* Exercise objective
Answer with a single number: how many lines in the listing below include "Context"?
>> Start Available records
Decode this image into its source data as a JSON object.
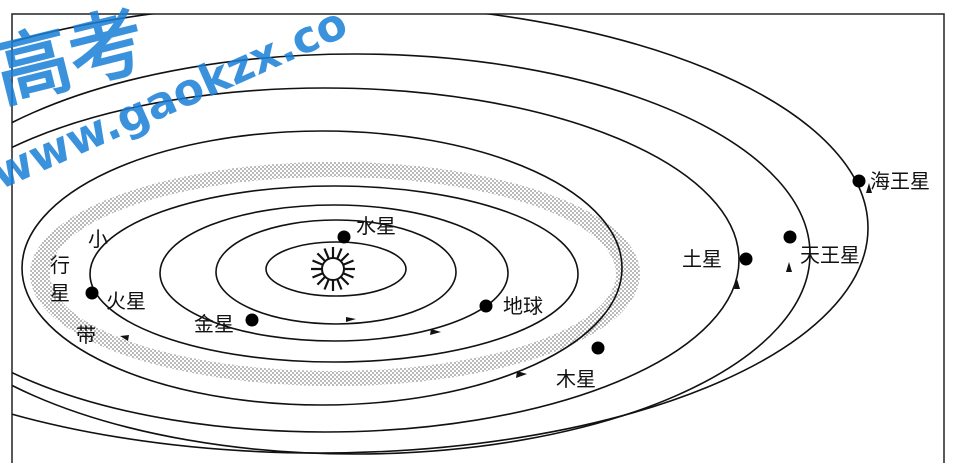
{
  "diagram": {
    "planets": {
      "mercury": "水星",
      "venus": "金星",
      "earth": "地球",
      "mars": "火星",
      "jupiter": "木星",
      "saturn": "土星",
      "uranus": "天王星",
      "neptune": "海王星"
    },
    "asteroid_belt": [
      "小",
      "行",
      "星",
      "带"
    ]
  },
  "watermark": {
    "brand": "高考",
    "url": "www.gaokzx.co"
  },
  "colors": {
    "line": "#111111",
    "belt": "#9a9a9a",
    "watermark": "#1a7fd6"
  }
}
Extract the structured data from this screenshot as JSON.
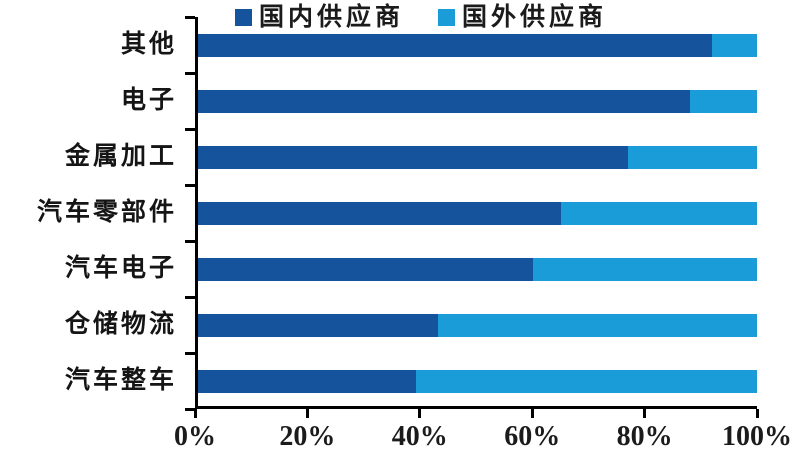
{
  "legend": {
    "items": [
      {
        "label": "国内供应商",
        "color": "#15549d"
      },
      {
        "label": "国外供应商",
        "color": "#1a9cd8"
      }
    ]
  },
  "chart_data": {
    "type": "bar",
    "orientation": "horizontal",
    "stacked": true,
    "title": "",
    "xlabel": "",
    "ylabel": "",
    "categories": [
      "其他",
      "电子",
      "金属加工",
      "汽车零部件",
      "汽车电子",
      "仓储物流",
      "汽车整车"
    ],
    "series": [
      {
        "name": "国内供应商",
        "color": "#15549d",
        "values": [
          92,
          88,
          77,
          65,
          60,
          43,
          39
        ]
      },
      {
        "name": "国外供应商",
        "color": "#1a9cd8",
        "values": [
          8,
          12,
          23,
          35,
          40,
          57,
          61
        ]
      }
    ],
    "x_tick_labels": [
      "0%",
      "20%",
      "40%",
      "60%",
      "80%",
      "100%"
    ],
    "x_tick_values": [
      0,
      20,
      40,
      60,
      80,
      100
    ],
    "xlim": [
      0,
      100
    ],
    "grid": false,
    "legend_position": "top"
  },
  "colors": {
    "axis": "#000000",
    "text": "#1b1b1b",
    "background": "#ffffff"
  }
}
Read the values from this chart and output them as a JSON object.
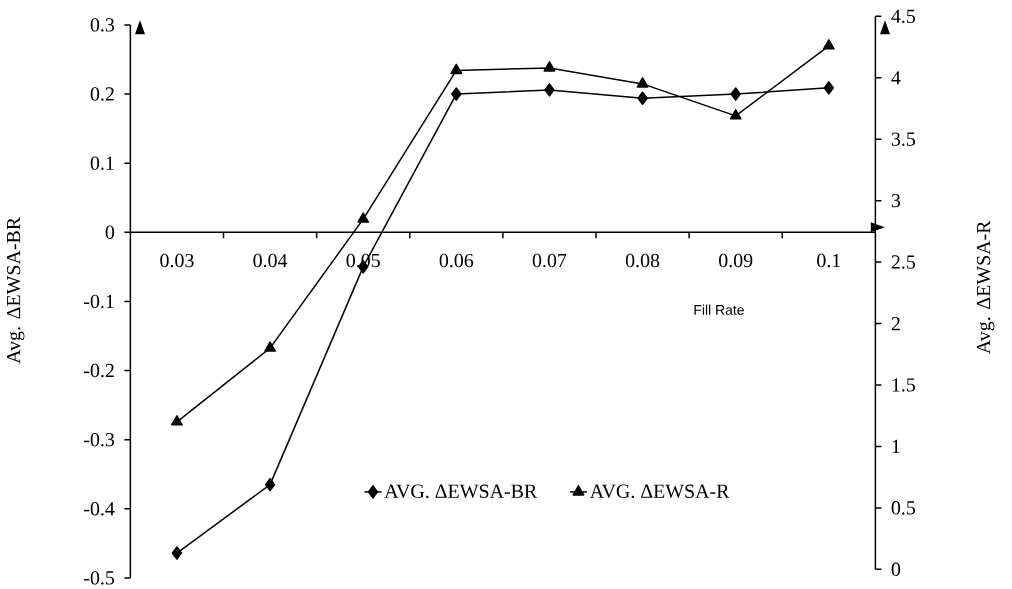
{
  "chart_data": {
    "type": "line",
    "categories": [
      "0.03",
      "0.04",
      "0.05",
      "0.06",
      "0.07",
      "0.08",
      "0.09",
      "0.1"
    ],
    "xlabel": "Fill Rate",
    "ylabel": "Avg. ΔEWSA-BR",
    "y2label": "Avg. ΔEWSA-R",
    "ylim": [
      -0.5,
      0.3
    ],
    "yticks": [
      -0.5,
      -0.4,
      -0.3,
      -0.2,
      -0.1,
      0,
      0.1,
      0.2,
      0.3
    ],
    "y2lim": [
      0,
      4.5
    ],
    "y2ticks": [
      0,
      0.5,
      1,
      1.5,
      2,
      2.5,
      3,
      3.5,
      4,
      4.5
    ],
    "legend": "bottom",
    "line_style": "solid",
    "series": [
      {
        "name": "AVG. ΔEWSA-BR",
        "color": "#000000",
        "marker": "diamond",
        "values": [
          -0.464,
          -0.365,
          -0.05,
          0.2,
          0.206,
          0.194,
          0.2,
          0.209
        ]
      },
      {
        "name": "AVG. ΔEWSA-R",
        "color": "#000000",
        "marker": "triangle",
        "axis": "y2",
        "values": [
          1.2,
          1.8,
          2.85,
          4.06,
          4.08,
          3.95,
          3.69,
          4.26
        ]
      }
    ]
  }
}
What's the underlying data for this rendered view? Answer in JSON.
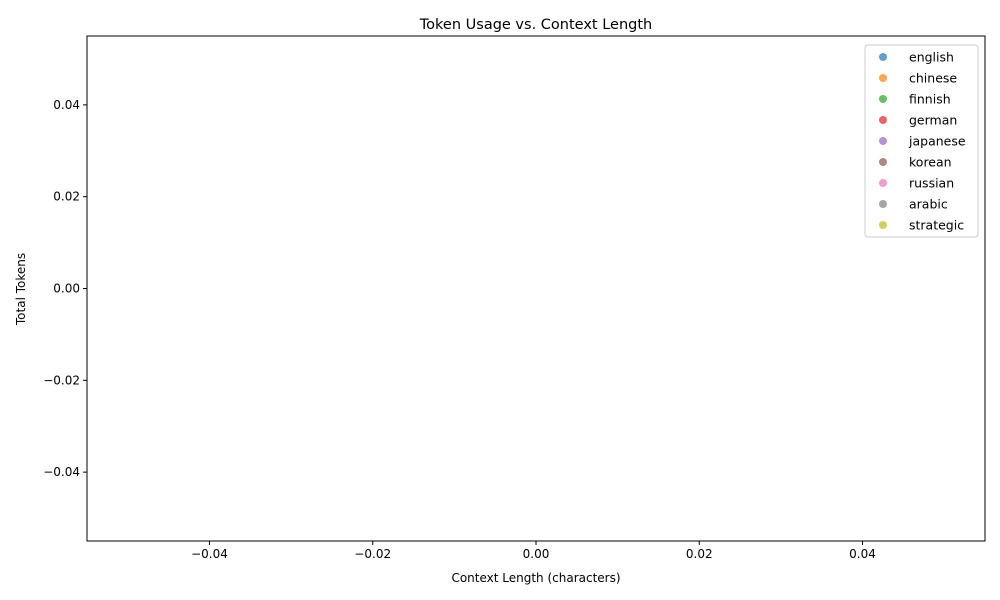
{
  "chart_data": {
    "type": "scatter",
    "title": "Token Usage vs. Context Length",
    "xlabel": "Context Length (characters)",
    "ylabel": "Total Tokens",
    "xlim": [
      -0.055,
      0.055
    ],
    "ylim": [
      -0.055,
      0.055
    ],
    "xticks": [
      -0.04,
      -0.02,
      0.0,
      0.02,
      0.04
    ],
    "yticks": [
      -0.04,
      -0.02,
      0.0,
      0.02,
      0.04
    ],
    "xtick_labels": [
      "−0.04",
      "−0.02",
      "0.00",
      "0.02",
      "0.04"
    ],
    "ytick_labels": [
      "−0.04",
      "−0.02",
      "0.00",
      "0.02",
      "0.04"
    ],
    "grid": false,
    "legend_position": "top-right",
    "series": [
      {
        "name": "english",
        "color": "#1f77b4",
        "points": []
      },
      {
        "name": "chinese",
        "color": "#ff7f0e",
        "points": []
      },
      {
        "name": "finnish",
        "color": "#2ca02c",
        "points": []
      },
      {
        "name": "german",
        "color": "#d62728",
        "points": []
      },
      {
        "name": "japanese",
        "color": "#9467bd",
        "points": []
      },
      {
        "name": "korean",
        "color": "#8c564b",
        "points": []
      },
      {
        "name": "russian",
        "color": "#e377c2",
        "points": []
      },
      {
        "name": "arabic",
        "color": "#7f7f7f",
        "points": []
      },
      {
        "name": "strategic",
        "color": "#bcbd22",
        "points": []
      }
    ]
  }
}
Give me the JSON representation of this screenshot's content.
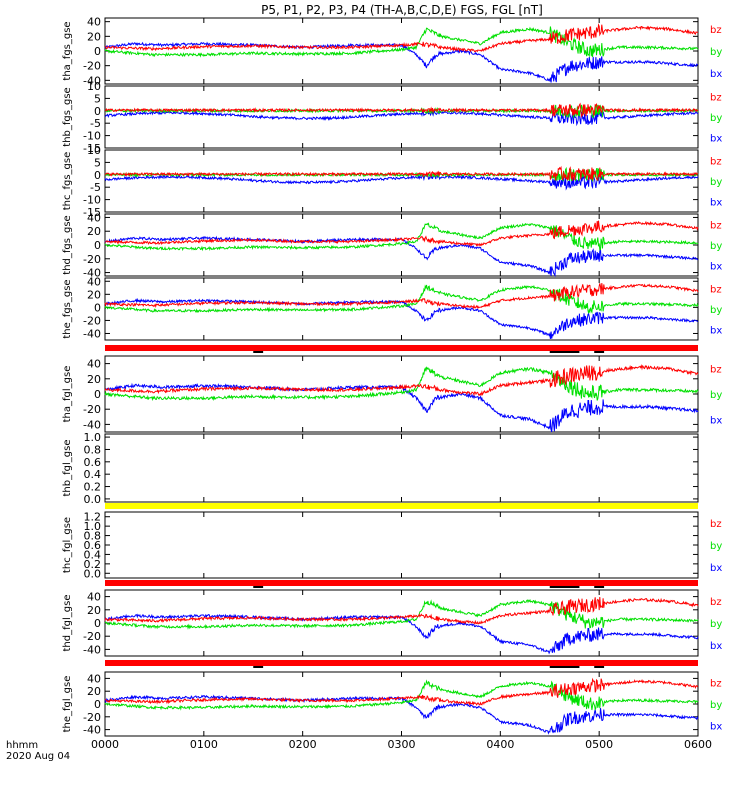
{
  "title": "P5, P1, P2, P3, P4 (TH-A,B,C,D,E) FGS, FGL [nT]",
  "time_axis": {
    "ticks": [
      "0000",
      "0100",
      "0200",
      "0300",
      "0400",
      "0500",
      "0600"
    ],
    "label_line1": "hhmm",
    "label_line2": "2020 Aug 04"
  },
  "colors": {
    "bx": "#0000ff",
    "by": "#00e000",
    "bz": "#ff0000",
    "bar_red": "#ff0000",
    "bar_yellow": "#ffff00",
    "bar_black": "#000000"
  },
  "chart_data": [
    {
      "type": "line",
      "name": "tha_fgs_gse",
      "ylabel": "tha_fgs_gse",
      "ylim": [
        -45,
        45
      ],
      "yticks": [
        40,
        20,
        0,
        -20,
        -40
      ],
      "legend": [
        "bz",
        "by",
        "bx"
      ],
      "has_data": true
    },
    {
      "type": "line",
      "name": "thb_fgs_gse",
      "ylabel": "thb_fgs_gse",
      "ylim": [
        -15,
        10
      ],
      "yticks": [
        10,
        5,
        0,
        -5,
        -10,
        -15
      ],
      "legend": [
        "bz",
        "by",
        "bx"
      ],
      "has_data": true
    },
    {
      "type": "line",
      "name": "thc_fgs_gse",
      "ylabel": "thc_fgs_gse",
      "ylim": [
        -15,
        10
      ],
      "yticks": [
        10,
        5,
        0,
        -5,
        -10,
        -15
      ],
      "legend": [
        "bz",
        "by",
        "bx"
      ],
      "has_data": true
    },
    {
      "type": "line",
      "name": "thd_fgs_gse",
      "ylabel": "thd_fgs_gse",
      "ylim": [
        -45,
        45
      ],
      "yticks": [
        40,
        20,
        0,
        -20,
        -40
      ],
      "legend": [
        "bz",
        "by",
        "bx"
      ],
      "has_data": true
    },
    {
      "type": "line",
      "name": "the_fgs_gse",
      "ylabel": "the_fgs_gse",
      "ylim": [
        -50,
        45
      ],
      "yticks": [
        40,
        20,
        0,
        -20,
        -40
      ],
      "legend": [
        "bz",
        "by",
        "bx"
      ],
      "has_data": true,
      "status_bar": "red"
    },
    {
      "type": "line",
      "name": "tha_fgl_gse",
      "ylabel": "tha_fgl_gse",
      "ylim": [
        -50,
        50
      ],
      "yticks": [
        40,
        20,
        0,
        -20,
        -40
      ],
      "legend": [
        "bz",
        "by",
        "bx"
      ],
      "has_data": true
    },
    {
      "type": "line",
      "name": "thb_fgl_gse",
      "ylabel": "thb_fgl_gse",
      "ylim": [
        -0.05,
        1.05
      ],
      "yticks": [
        "1.0",
        "0.8",
        "0.6",
        "0.4",
        "0.2",
        "0.0"
      ],
      "legend": [],
      "has_data": false,
      "status_bar": "yellow"
    },
    {
      "type": "line",
      "name": "thc_fgl_gse",
      "ylabel": "thc_fgl_gse",
      "ylim": [
        -0.1,
        1.3
      ],
      "yticks": [
        "1.2",
        "1.0",
        "0.8",
        "0.6",
        "0.4",
        "0.2",
        "0.0"
      ],
      "legend": [
        "bz",
        "by",
        "bx"
      ],
      "has_data": false,
      "status_bar": "red"
    },
    {
      "type": "line",
      "name": "thd_fgl_gse",
      "ylabel": "thd_fgl_gse",
      "ylim": [
        -50,
        50
      ],
      "yticks": [
        40,
        20,
        0,
        -20,
        -40
      ],
      "legend": [
        "bz",
        "by",
        "bx"
      ],
      "has_data": true,
      "status_bar": "red"
    },
    {
      "type": "line",
      "name": "the_fgl_gse",
      "ylabel": "the_fgl_gse",
      "ylim": [
        -50,
        50
      ],
      "yticks": [
        40,
        20,
        0,
        -20,
        -40
      ],
      "legend": [
        "bz",
        "by",
        "bx"
      ],
      "has_data": true
    }
  ],
  "series_profile": {
    "description_units": "hours since 0000 UT vs nT (approximate keyframes)",
    "bz": [
      [
        0,
        5
      ],
      [
        0.5,
        3
      ],
      [
        1,
        6
      ],
      [
        1.5,
        7
      ],
      [
        2,
        5
      ],
      [
        2.5,
        5
      ],
      [
        3,
        8
      ],
      [
        3.2,
        10
      ],
      [
        3.4,
        5
      ],
      [
        3.6,
        2
      ],
      [
        3.8,
        0
      ],
      [
        4,
        10
      ],
      [
        4.3,
        14
      ],
      [
        4.5,
        16
      ],
      [
        4.7,
        22
      ],
      [
        4.9,
        25
      ],
      [
        5.1,
        28
      ],
      [
        5.4,
        32
      ],
      [
        5.7,
        30
      ],
      [
        6,
        24
      ]
    ],
    "by": [
      [
        0,
        0
      ],
      [
        0.5,
        -5
      ],
      [
        1,
        -5
      ],
      [
        1.5,
        -3
      ],
      [
        2,
        -4
      ],
      [
        2.5,
        -3
      ],
      [
        3,
        2
      ],
      [
        3.15,
        5
      ],
      [
        3.25,
        30
      ],
      [
        3.4,
        20
      ],
      [
        3.6,
        15
      ],
      [
        3.8,
        10
      ],
      [
        4,
        25
      ],
      [
        4.3,
        30
      ],
      [
        4.5,
        25
      ],
      [
        4.7,
        10
      ],
      [
        4.9,
        0
      ],
      [
        5.2,
        5
      ],
      [
        5.5,
        5
      ],
      [
        6,
        3
      ]
    ],
    "bx": [
      [
        0,
        5
      ],
      [
        0.3,
        10
      ],
      [
        0.6,
        8
      ],
      [
        1,
        10
      ],
      [
        1.5,
        8
      ],
      [
        2,
        5
      ],
      [
        2.5,
        8
      ],
      [
        3,
        8
      ],
      [
        3.15,
        -5
      ],
      [
        3.25,
        -20
      ],
      [
        3.35,
        -5
      ],
      [
        3.6,
        0
      ],
      [
        3.8,
        -5
      ],
      [
        4,
        -25
      ],
      [
        4.3,
        -30
      ],
      [
        4.5,
        -40
      ],
      [
        4.7,
        -20
      ],
      [
        5,
        -15
      ],
      [
        5.5,
        -15
      ],
      [
        6,
        -20
      ]
    ]
  }
}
>> End Available records
* Answer to this problem
2